─── Given records ───
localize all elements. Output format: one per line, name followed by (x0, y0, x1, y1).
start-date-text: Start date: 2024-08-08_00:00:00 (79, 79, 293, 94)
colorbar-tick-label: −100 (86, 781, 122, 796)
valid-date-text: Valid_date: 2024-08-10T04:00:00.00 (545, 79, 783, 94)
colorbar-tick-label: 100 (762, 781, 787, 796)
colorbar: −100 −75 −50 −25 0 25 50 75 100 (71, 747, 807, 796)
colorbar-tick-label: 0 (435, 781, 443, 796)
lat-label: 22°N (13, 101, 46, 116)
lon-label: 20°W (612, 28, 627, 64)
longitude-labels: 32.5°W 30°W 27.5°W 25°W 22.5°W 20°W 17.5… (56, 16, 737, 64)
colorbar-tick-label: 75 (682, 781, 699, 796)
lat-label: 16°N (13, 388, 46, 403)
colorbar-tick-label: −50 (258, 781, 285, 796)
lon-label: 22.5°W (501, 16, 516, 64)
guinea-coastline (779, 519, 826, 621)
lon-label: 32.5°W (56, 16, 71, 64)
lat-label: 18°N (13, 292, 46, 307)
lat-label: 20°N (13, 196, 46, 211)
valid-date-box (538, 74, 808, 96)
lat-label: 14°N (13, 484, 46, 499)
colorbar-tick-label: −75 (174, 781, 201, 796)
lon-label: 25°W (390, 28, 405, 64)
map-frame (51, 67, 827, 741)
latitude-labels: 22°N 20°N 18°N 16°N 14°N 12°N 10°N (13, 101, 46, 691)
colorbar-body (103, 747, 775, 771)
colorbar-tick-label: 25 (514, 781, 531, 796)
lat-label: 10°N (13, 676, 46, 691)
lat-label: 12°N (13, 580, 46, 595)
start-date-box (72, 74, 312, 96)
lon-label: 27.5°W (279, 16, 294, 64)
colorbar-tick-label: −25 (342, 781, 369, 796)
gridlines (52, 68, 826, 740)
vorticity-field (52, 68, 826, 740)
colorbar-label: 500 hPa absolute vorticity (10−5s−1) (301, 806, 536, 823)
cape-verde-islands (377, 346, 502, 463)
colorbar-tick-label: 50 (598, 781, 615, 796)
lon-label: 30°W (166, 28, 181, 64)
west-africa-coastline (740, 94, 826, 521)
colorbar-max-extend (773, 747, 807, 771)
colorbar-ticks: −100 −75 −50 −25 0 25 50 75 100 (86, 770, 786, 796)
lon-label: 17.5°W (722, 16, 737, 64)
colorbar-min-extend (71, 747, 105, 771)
───
Stated problem.
Rewrite the rows from the start through the line that contains "lat-label: 14°N (13, 484, 46, 499)", replacing "lat-label" with "latitude-label" and keeping everything else the same.

Complete answer.
localize all elements. Output format: one per line, name followed by (x0, y0, x1, y1).
start-date-text: Start date: 2024-08-08_00:00:00 (79, 79, 293, 94)
colorbar-tick-label: −100 (86, 781, 122, 796)
valid-date-text: Valid_date: 2024-08-10T04:00:00.00 (545, 79, 783, 94)
colorbar-tick-label: 100 (762, 781, 787, 796)
colorbar: −100 −75 −50 −25 0 25 50 75 100 (71, 747, 807, 796)
colorbar-tick-label: 0 (435, 781, 443, 796)
latitude-label: 22°N (13, 101, 46, 116)
lon-label: 20°W (612, 28, 627, 64)
longitude-labels: 32.5°W 30°W 27.5°W 25°W 22.5°W 20°W 17.5… (56, 16, 737, 64)
colorbar-tick-label: 75 (682, 781, 699, 796)
latitude-label: 16°N (13, 388, 46, 403)
colorbar-tick-label: −50 (258, 781, 285, 796)
lon-label: 22.5°W (501, 16, 516, 64)
guinea-coastline (779, 519, 826, 621)
lon-label: 32.5°W (56, 16, 71, 64)
latitude-label: 18°N (13, 292, 46, 307)
latitude-label: 20°N (13, 196, 46, 211)
valid-date-box (538, 74, 808, 96)
latitude-label: 14°N (13, 484, 46, 499)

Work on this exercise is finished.